Given instruction: Find every line containing the word "Photometric" and report the count, nothing more.
**** Extracted information ****
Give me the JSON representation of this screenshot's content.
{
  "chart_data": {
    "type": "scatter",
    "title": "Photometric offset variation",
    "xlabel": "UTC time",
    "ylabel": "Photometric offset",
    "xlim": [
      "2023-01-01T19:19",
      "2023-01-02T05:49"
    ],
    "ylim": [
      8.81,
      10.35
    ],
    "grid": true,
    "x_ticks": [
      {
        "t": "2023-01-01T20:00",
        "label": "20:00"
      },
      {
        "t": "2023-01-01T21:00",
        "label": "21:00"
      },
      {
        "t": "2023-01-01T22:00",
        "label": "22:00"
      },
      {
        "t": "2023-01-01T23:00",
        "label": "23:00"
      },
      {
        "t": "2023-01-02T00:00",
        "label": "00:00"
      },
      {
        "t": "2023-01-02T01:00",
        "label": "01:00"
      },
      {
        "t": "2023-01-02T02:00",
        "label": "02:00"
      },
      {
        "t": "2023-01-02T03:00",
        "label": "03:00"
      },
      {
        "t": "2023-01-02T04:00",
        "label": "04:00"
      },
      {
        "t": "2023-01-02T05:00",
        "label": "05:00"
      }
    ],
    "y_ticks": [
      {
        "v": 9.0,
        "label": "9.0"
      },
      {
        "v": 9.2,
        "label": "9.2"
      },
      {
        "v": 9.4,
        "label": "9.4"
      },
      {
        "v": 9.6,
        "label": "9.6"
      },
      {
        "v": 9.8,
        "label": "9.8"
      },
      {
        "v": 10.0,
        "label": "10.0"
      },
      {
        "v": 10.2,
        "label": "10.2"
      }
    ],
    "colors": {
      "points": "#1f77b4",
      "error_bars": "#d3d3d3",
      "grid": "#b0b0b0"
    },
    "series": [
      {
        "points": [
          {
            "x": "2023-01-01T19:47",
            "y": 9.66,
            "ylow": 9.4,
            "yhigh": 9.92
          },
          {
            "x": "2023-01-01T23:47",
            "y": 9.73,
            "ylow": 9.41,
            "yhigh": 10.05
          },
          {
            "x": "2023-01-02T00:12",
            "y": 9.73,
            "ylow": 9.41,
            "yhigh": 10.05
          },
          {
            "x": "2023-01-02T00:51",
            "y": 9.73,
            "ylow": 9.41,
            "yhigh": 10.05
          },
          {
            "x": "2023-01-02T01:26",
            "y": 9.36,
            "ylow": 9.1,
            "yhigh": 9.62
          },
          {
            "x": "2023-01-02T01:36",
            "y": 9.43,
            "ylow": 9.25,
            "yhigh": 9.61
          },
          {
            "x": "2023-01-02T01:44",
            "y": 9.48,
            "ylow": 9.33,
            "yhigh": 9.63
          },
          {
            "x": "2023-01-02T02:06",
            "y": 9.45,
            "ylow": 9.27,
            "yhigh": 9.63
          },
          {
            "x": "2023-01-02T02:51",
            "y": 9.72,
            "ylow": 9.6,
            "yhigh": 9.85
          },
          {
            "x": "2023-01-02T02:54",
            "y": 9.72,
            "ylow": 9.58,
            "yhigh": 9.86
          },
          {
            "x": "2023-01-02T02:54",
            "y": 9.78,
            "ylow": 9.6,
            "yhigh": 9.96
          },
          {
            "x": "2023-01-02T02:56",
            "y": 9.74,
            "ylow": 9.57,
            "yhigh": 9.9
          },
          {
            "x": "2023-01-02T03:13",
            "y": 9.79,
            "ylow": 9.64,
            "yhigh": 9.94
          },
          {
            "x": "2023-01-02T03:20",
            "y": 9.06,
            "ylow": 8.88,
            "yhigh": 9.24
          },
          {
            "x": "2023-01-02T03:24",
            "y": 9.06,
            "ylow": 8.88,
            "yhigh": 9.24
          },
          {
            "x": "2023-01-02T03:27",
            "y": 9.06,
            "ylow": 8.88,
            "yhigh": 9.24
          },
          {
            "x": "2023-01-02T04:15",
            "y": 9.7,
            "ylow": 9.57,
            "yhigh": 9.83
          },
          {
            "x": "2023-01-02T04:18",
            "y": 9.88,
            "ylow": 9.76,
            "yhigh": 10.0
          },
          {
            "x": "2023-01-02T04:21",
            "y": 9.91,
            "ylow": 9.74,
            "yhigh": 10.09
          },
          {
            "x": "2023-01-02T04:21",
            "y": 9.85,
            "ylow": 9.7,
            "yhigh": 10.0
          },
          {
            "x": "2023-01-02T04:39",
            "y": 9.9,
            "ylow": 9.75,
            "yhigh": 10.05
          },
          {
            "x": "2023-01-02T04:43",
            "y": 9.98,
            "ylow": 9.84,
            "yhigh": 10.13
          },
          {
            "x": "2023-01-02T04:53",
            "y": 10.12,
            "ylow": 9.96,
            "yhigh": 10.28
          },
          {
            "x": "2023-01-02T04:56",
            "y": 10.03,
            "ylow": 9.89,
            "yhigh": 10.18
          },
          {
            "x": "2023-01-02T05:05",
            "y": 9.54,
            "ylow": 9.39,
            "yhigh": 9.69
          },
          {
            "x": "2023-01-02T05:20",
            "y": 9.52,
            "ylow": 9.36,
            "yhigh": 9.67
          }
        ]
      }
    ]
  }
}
****
Solution to this task: 2